— begin Material provided —

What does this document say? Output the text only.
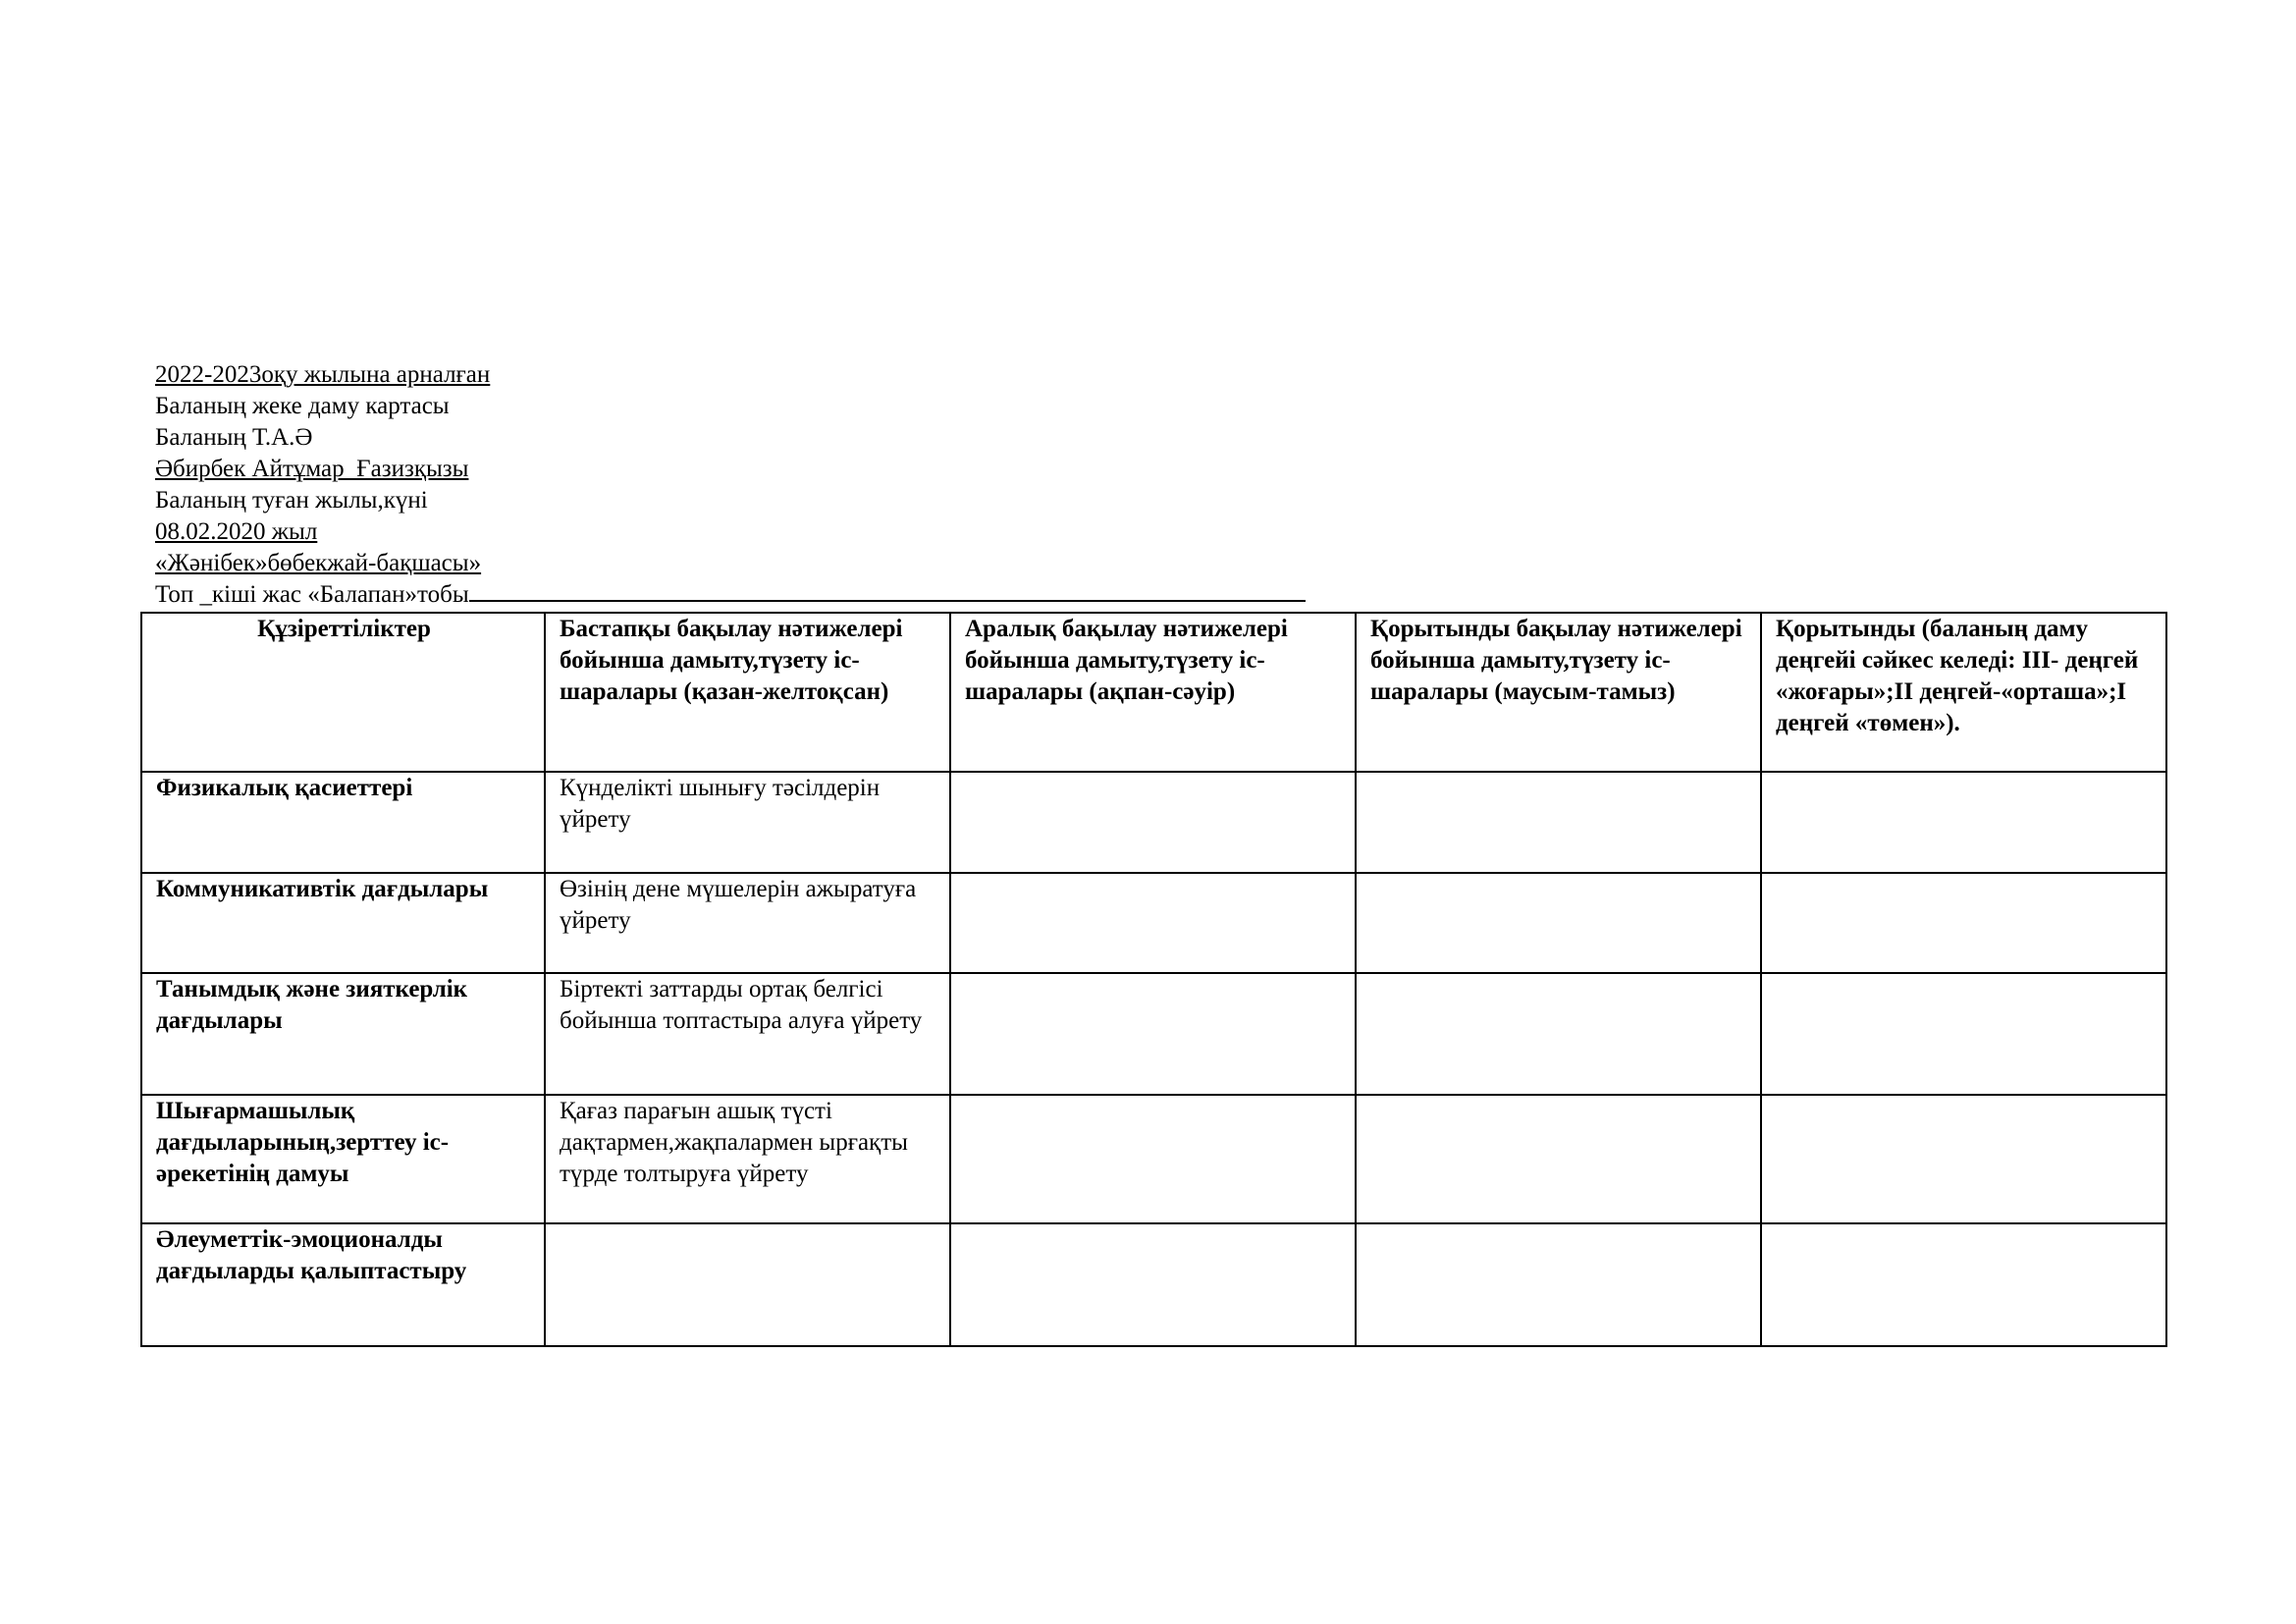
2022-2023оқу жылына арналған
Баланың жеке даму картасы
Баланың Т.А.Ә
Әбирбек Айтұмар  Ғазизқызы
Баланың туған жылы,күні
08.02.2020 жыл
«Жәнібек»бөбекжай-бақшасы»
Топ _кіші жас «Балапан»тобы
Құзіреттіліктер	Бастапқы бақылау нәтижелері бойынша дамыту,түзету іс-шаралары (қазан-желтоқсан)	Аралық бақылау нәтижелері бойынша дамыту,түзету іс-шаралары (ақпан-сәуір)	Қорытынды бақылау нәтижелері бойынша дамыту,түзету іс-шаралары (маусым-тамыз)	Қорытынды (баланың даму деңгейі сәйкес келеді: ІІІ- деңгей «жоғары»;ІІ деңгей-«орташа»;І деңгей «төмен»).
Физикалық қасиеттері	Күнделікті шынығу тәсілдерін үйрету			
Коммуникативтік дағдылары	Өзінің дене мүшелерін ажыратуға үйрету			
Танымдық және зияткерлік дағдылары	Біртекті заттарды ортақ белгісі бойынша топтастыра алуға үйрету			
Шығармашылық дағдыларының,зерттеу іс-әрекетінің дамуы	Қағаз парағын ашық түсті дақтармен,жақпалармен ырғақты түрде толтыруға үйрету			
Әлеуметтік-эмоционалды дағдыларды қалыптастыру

— end Material provided —
— begin Material provided —

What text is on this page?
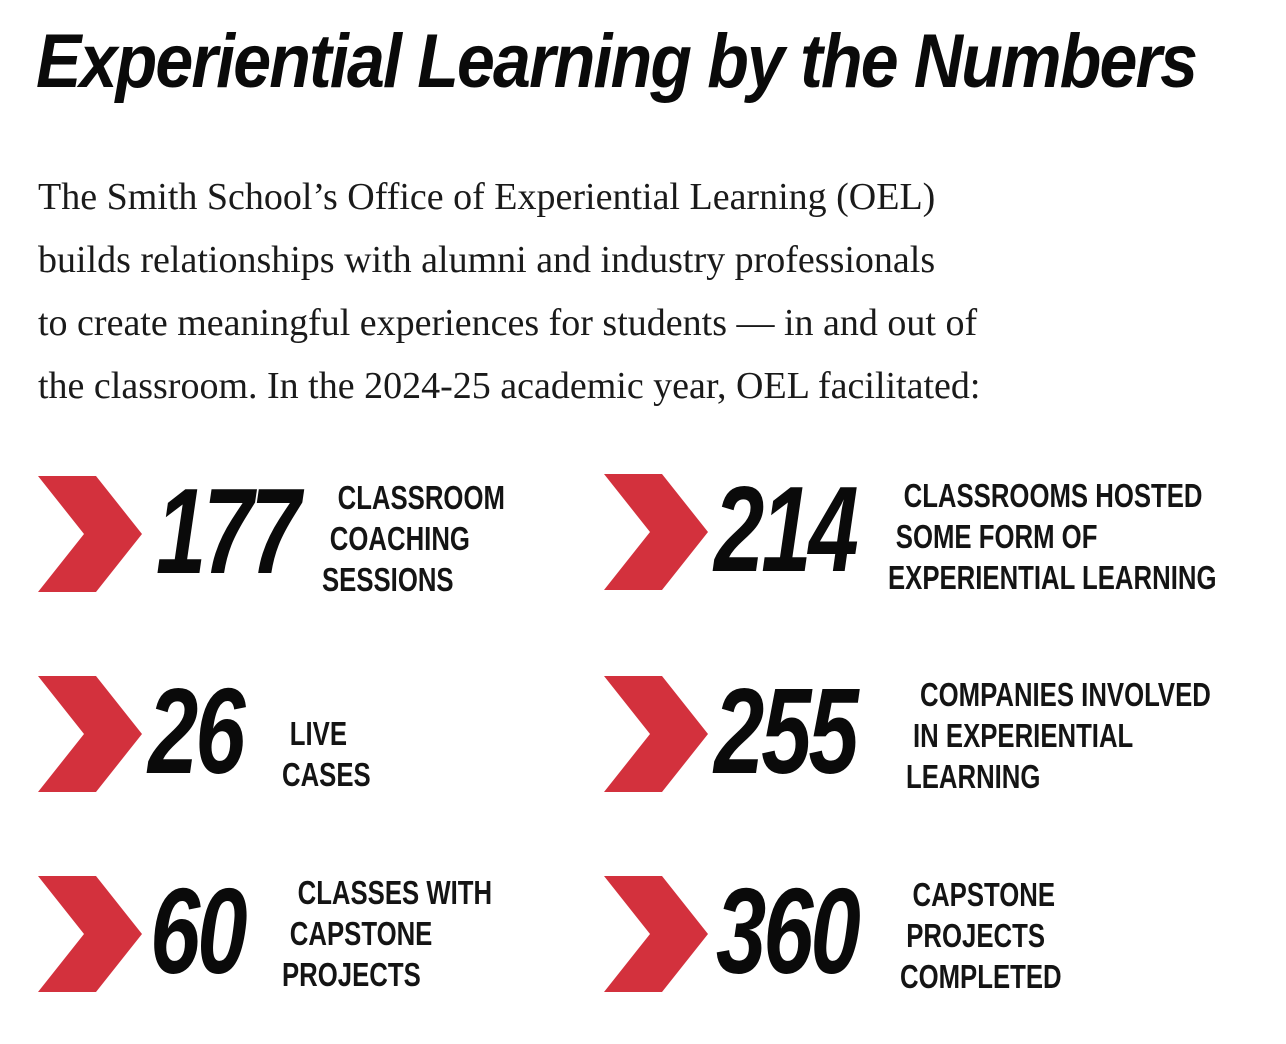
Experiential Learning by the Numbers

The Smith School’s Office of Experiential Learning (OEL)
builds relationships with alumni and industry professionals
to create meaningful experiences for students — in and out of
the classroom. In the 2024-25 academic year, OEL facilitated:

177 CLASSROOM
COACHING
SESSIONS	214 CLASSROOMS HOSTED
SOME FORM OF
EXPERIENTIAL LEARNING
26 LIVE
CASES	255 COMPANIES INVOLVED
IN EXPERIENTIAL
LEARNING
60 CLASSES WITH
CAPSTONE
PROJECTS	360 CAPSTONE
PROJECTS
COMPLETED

— end Material provided —
— begin Material provided —

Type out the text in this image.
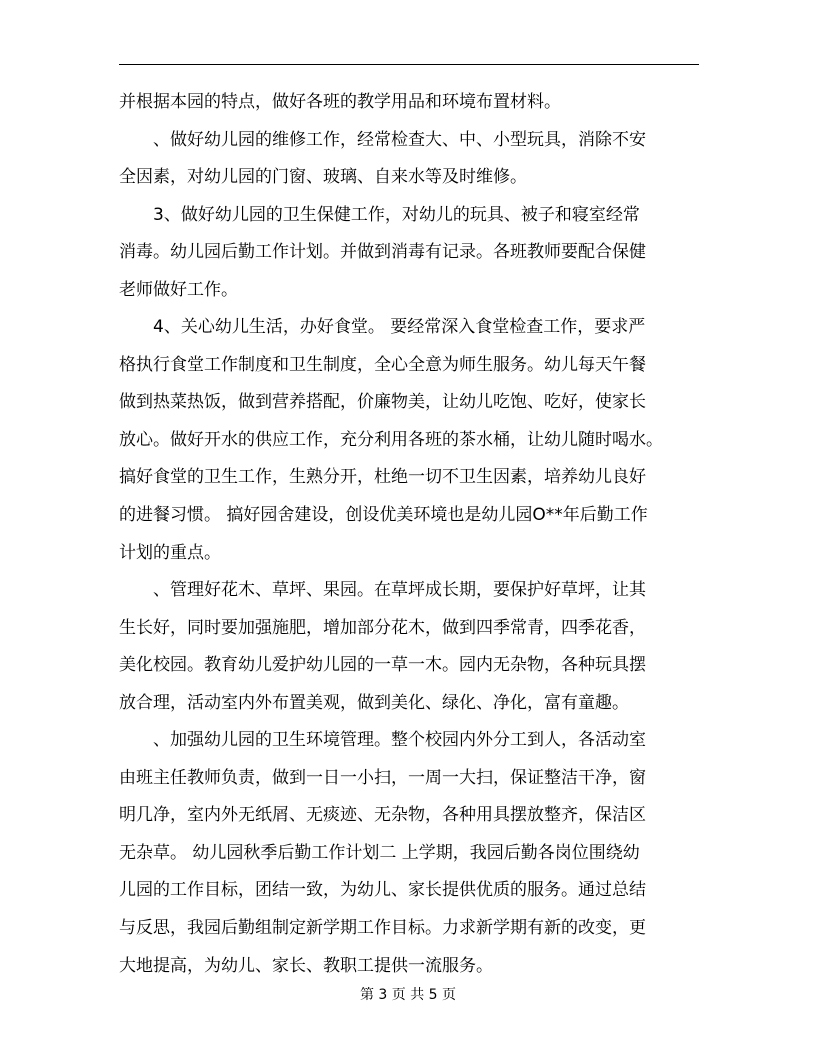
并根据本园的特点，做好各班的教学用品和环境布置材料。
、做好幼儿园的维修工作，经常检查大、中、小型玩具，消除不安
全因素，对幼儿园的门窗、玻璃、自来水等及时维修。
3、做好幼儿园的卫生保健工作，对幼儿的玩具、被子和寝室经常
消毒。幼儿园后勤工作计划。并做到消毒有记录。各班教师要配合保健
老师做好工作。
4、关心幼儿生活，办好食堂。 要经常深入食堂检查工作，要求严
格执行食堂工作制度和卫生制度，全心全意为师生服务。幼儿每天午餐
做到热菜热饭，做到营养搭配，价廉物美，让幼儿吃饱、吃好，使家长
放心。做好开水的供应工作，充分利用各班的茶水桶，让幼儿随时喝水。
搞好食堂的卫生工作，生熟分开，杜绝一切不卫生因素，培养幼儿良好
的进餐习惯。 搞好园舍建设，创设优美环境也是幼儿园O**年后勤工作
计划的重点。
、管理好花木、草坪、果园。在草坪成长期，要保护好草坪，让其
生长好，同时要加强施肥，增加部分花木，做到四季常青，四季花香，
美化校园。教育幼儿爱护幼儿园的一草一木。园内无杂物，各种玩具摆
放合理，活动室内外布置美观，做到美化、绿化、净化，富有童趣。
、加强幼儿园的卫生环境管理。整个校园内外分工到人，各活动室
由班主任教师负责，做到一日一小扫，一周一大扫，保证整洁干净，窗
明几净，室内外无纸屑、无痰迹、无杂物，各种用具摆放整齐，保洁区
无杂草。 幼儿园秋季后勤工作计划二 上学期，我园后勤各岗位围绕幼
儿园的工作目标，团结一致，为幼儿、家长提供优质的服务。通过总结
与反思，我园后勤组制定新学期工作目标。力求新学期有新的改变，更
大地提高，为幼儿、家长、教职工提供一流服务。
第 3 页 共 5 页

— end Material provided —

→ **Exercise goal**: Gather each line in the data that holds the string "үйрету".

→ **Complete response**:
Физикалық қасиеттері	Күнделікті шынығу тәсілдерін үйрету			
Коммуникативтік дағдылары	Өзінің дене мүшелерін ажыратуға үйрету			
Танымдық және зияткерлік дағдылары	Біртекті заттарды ортақ белгісі бойынша топтастыра алуға үйрету			
Шығармашылық дағдыларының,зерттеу іс-әрекетінің дамуы	Қағаз парағын ашық түсті дақтармен,жақпалармен ырғақты түрде толтыруға үйрету			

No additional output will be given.